[START Supplied information]

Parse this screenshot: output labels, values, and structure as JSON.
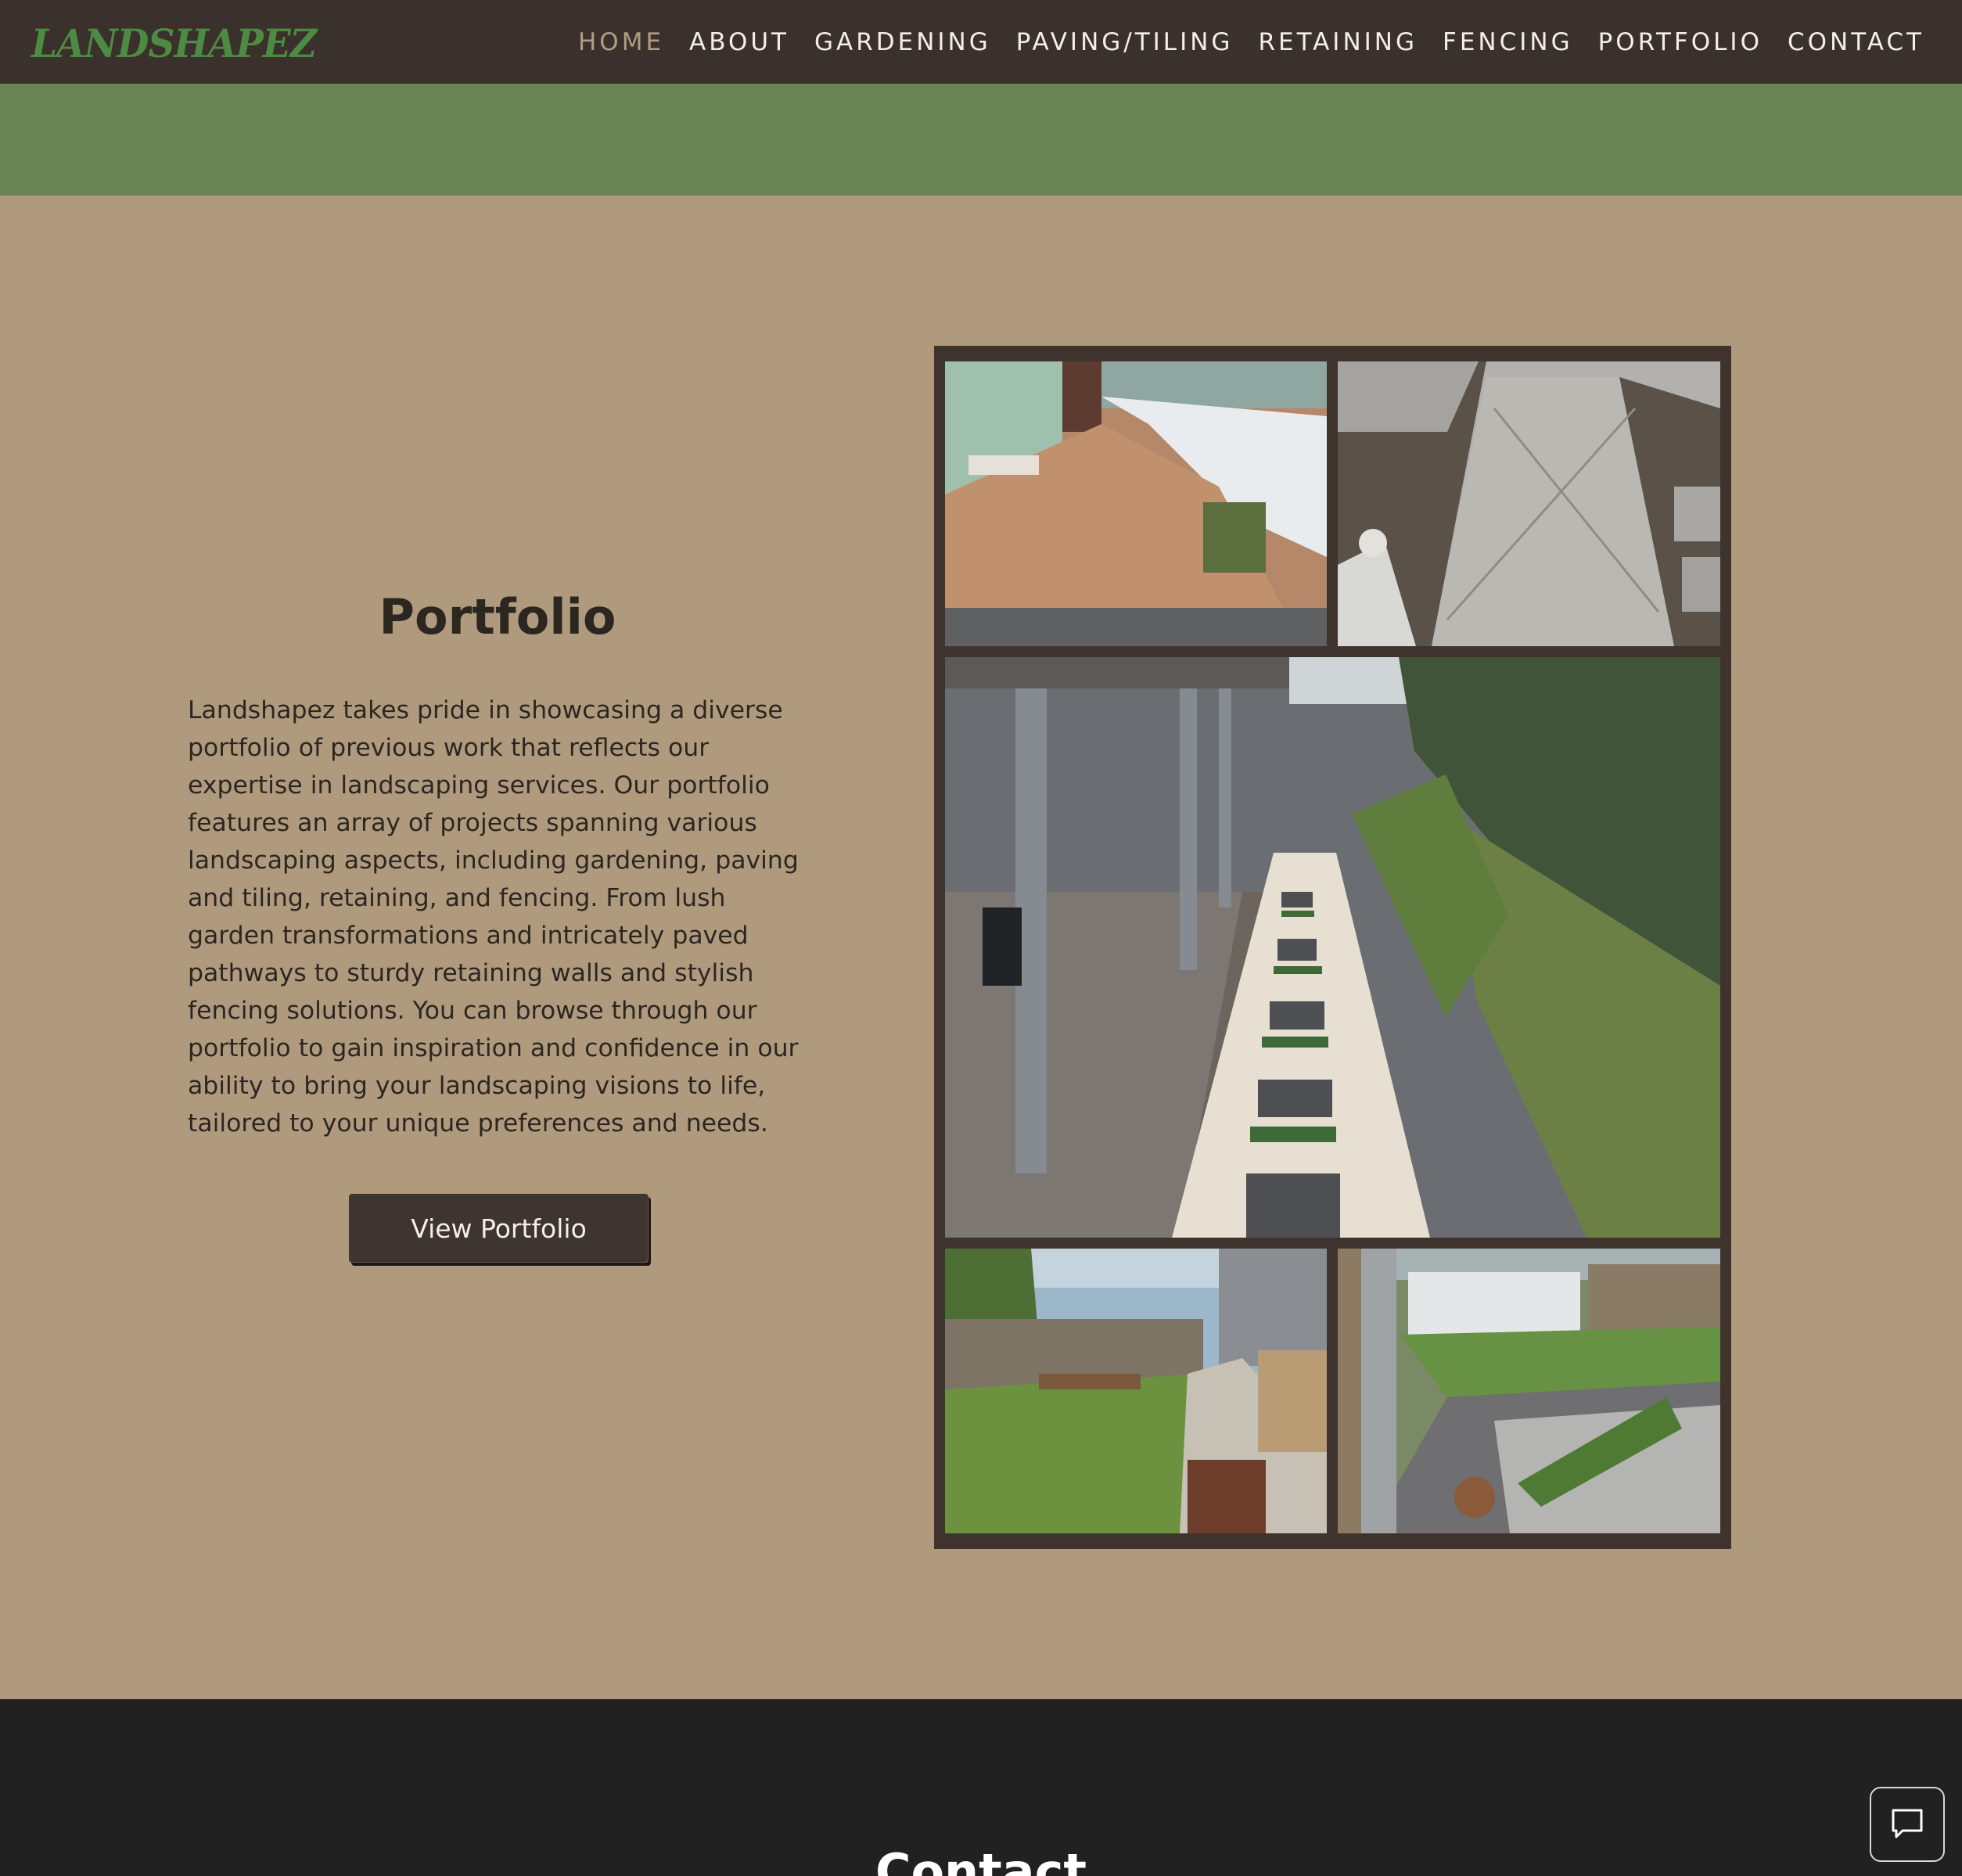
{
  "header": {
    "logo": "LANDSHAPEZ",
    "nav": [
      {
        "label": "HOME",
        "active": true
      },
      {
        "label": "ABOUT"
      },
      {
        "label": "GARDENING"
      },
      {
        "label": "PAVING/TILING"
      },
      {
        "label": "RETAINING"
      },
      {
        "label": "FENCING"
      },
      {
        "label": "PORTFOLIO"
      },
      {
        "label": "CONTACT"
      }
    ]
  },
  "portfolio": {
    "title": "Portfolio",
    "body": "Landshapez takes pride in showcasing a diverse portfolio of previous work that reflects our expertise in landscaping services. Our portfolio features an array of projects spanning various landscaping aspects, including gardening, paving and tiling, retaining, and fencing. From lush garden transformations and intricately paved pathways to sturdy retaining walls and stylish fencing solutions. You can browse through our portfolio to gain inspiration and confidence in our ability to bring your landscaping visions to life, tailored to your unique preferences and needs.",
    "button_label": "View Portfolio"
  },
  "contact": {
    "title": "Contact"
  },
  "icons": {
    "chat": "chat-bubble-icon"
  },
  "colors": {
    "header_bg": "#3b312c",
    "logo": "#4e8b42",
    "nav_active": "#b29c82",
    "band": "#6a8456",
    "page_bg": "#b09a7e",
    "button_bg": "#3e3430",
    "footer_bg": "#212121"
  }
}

[END Supplied information]

Problem
Repeat each entry precisely as it appears. Leave the pictures out.

The completed task
Parse this screenshot: output labels, values, and structure as JSON.
{
  "header": {
    "logo": "LANDSHAPEZ",
    "nav": [
      {
        "label": "HOME",
        "active": true
      },
      {
        "label": "ABOUT"
      },
      {
        "label": "GARDENING"
      },
      {
        "label": "PAVING/TILING"
      },
      {
        "label": "RETAINING"
      },
      {
        "label": "FENCING"
      },
      {
        "label": "PORTFOLIO"
      },
      {
        "label": "CONTACT"
      }
    ]
  },
  "portfolio": {
    "title": "Portfolio",
    "body": "Landshapez takes pride in showcasing a diverse portfolio of previous work that reflects our expertise in landscaping services. Our portfolio features an array of projects spanning various landscaping aspects, including gardening, paving and tiling, retaining, and fencing. From lush garden transformations and intricately paved pathways to sturdy retaining walls and stylish fencing solutions. You can browse through our portfolio to gain inspiration and confidence in our ability to bring your landscaping visions to life, tailored to your unique preferences and needs.",
    "button_label": "View Portfolio"
  },
  "contact": {
    "title": "Contact"
  },
  "icons": {
    "chat": "chat-bubble-icon"
  },
  "colors": {
    "header_bg": "#3b312c",
    "logo": "#4e8b42",
    "nav_active": "#b29c82",
    "band": "#6a8456",
    "page_bg": "#b09a7e",
    "button_bg": "#3e3430",
    "footer_bg": "#212121"
  }
}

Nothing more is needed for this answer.